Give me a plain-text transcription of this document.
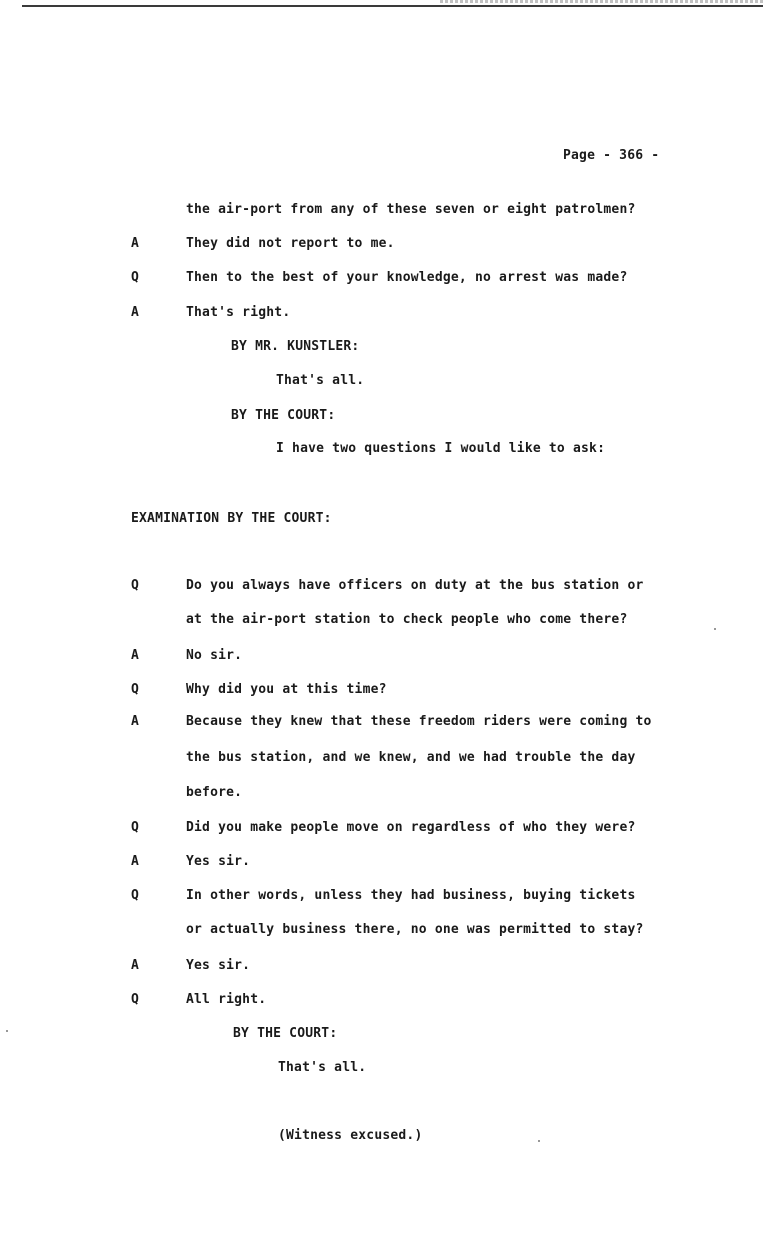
Page - 366 -
the air-port from any of these seven or eight patrolmen?
A	They did not report to me.
Q	Then to the best of your knowledge, no arrest was made?
A	That's right.
BY MR. KUNSTLER:
That's all.
BY THE COURT:
I have two questions I would like to ask:
EXAMINATION BY THE COURT:
Q	Do you always have officers on duty at the bus station or
at the air-port station to check people who come there?
A	No sir.
Q	Why did you at this time?
A	Because they knew that these freedom riders were coming to
the bus station, and we knew, and we had trouble the day
before.
Q	Did you make people move on regardless of who they were?
A	Yes sir.
Q	In other words, unless they had business, buying tickets
or actually business there, no one was permitted to stay?
A	Yes sir.
Q	All right.
BY THE COURT:
That's all.
(Witness excused.)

### [To be done]
Copy every line above word for word and exclude the pictures.

### [Answer to this task]
Give me a plain-text transcription of this document.
Page - 366 -
the air-port from any of these seven or eight patrolmen?
A	They did not report to me.
Q	Then to the best of your knowledge, no arrest was made?
A	That's right.
BY MR. KUNSTLER:
That's all.
BY THE COURT:
I have two questions I would like to ask:
EXAMINATION BY THE COURT:
Q	Do you always have officers on duty at the bus station or
at the air-port station to check people who come there?
A	No sir.
Q	Why did you at this time?
A	Because they knew that these freedom riders were coming to
the bus station, and we knew, and we had trouble the day
before.
Q	Did you make people move on regardless of who they were?
A	Yes sir.
Q	In other words, unless they had business, buying tickets
or actually business there, no one was permitted to stay?
A	Yes sir.
Q	All right.
BY THE COURT:
That's all.
(Witness excused.)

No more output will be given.